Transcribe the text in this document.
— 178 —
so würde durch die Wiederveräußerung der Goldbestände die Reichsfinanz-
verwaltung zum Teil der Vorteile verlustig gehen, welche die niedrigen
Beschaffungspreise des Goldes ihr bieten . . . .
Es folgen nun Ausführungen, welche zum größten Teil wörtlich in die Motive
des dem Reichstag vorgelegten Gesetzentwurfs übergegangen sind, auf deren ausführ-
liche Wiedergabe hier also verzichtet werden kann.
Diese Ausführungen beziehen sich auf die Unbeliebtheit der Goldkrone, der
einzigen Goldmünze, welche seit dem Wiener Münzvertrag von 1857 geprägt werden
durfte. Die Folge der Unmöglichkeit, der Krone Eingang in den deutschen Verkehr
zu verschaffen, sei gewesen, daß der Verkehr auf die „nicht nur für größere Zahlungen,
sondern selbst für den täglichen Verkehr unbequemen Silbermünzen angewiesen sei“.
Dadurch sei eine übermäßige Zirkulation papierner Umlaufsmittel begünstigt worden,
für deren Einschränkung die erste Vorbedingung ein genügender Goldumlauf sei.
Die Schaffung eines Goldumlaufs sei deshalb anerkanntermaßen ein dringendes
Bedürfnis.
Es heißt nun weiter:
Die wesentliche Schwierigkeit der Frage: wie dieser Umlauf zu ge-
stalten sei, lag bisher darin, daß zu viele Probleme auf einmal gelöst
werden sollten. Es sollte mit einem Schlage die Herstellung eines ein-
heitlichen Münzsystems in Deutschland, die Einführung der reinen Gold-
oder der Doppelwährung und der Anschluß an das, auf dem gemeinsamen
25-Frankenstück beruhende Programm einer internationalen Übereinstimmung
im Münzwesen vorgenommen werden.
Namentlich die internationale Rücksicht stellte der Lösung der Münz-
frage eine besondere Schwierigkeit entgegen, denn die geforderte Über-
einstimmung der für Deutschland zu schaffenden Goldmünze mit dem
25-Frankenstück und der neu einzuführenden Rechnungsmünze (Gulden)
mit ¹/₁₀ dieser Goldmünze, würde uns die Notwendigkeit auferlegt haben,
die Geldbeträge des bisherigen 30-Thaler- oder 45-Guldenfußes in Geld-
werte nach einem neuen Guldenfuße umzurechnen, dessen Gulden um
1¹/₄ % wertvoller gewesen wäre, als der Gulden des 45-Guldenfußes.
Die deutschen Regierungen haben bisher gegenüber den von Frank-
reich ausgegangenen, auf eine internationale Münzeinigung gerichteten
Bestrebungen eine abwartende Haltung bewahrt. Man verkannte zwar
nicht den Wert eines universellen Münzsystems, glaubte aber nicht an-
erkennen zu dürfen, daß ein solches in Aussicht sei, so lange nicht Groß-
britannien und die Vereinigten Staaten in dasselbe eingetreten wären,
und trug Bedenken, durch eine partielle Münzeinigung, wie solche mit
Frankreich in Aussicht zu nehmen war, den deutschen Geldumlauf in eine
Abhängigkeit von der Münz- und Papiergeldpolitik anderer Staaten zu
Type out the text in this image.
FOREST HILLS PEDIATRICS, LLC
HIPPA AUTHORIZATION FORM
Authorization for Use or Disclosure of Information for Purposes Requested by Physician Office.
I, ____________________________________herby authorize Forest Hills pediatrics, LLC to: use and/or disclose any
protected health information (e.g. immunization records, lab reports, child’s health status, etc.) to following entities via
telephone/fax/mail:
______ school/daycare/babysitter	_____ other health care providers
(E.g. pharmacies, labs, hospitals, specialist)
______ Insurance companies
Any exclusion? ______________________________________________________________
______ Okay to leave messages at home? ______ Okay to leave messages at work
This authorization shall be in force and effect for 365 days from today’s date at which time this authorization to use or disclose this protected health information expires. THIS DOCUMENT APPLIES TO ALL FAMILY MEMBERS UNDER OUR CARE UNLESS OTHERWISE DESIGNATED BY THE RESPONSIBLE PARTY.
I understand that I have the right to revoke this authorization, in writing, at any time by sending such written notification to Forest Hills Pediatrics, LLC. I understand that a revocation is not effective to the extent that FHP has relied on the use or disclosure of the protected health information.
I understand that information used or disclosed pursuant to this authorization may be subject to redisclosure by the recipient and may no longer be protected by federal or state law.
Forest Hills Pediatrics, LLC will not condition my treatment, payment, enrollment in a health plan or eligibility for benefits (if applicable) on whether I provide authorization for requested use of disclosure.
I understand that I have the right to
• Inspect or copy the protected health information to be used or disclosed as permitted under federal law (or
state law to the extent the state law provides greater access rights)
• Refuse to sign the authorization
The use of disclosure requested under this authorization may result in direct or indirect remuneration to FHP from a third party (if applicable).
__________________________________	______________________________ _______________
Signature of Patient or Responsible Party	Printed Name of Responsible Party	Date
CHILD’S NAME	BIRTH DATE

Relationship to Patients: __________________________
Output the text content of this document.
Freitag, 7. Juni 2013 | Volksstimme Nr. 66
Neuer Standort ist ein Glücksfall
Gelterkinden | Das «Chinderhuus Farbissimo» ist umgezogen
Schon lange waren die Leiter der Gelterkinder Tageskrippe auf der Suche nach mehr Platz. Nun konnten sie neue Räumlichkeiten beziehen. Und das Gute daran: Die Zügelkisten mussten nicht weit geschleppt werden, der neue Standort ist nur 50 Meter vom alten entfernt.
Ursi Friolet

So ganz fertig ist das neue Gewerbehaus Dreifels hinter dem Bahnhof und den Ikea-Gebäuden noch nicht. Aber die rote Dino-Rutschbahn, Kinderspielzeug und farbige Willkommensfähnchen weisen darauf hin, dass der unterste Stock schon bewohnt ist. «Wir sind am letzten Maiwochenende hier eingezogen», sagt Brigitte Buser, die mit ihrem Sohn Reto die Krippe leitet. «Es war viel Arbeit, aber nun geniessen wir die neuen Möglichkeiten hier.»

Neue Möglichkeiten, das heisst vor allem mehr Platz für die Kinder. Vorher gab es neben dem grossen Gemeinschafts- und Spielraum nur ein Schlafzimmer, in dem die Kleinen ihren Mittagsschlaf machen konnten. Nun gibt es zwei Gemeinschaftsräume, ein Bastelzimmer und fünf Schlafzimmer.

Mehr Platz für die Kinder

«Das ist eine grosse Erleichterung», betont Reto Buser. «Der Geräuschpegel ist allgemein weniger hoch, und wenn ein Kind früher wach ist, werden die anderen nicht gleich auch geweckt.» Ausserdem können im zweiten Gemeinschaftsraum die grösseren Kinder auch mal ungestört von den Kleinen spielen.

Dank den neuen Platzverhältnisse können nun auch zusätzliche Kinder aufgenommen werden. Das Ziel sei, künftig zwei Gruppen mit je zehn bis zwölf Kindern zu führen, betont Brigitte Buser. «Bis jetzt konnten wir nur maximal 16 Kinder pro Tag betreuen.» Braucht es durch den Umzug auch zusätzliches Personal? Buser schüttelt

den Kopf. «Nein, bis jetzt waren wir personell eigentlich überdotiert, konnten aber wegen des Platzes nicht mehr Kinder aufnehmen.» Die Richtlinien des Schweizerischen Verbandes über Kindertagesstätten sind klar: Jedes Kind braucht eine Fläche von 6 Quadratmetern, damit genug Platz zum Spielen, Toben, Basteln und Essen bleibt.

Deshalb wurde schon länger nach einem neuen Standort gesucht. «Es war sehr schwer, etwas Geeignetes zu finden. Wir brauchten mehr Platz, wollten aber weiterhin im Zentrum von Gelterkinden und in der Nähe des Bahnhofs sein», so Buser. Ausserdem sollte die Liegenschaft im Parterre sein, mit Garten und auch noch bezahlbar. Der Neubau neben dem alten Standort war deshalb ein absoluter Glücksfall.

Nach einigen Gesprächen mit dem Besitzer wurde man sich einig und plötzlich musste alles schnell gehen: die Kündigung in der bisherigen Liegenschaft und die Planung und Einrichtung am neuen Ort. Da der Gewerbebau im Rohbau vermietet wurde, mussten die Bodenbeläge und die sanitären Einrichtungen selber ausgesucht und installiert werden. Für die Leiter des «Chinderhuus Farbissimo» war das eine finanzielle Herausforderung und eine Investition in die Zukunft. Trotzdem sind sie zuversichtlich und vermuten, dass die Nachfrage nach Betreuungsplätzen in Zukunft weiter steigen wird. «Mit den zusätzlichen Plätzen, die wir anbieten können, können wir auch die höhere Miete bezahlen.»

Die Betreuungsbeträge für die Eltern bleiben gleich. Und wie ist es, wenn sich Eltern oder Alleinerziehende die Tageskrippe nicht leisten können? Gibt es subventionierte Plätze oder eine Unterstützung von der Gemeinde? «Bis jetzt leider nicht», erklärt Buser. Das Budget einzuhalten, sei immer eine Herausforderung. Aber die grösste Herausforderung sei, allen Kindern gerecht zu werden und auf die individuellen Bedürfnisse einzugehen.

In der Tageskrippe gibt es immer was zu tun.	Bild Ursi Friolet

*****

== Goal of the exercise ==
Filter the entries above down to the lines containing the word "that".

== Solution for this task ==
I understand that I have the right to revoke this authorization, in writing, at any time by sending such written notification to Forest Hills Pediatrics, LLC. I understand that a revocation is not effective to the extent that FHP has relied on the use or disclosure of the protected health information.
I understand that information used or disclosed pursuant to this authorization may be subject to redisclosure by the recipient and may no longer be protected by federal or state law.
I understand that I have the right to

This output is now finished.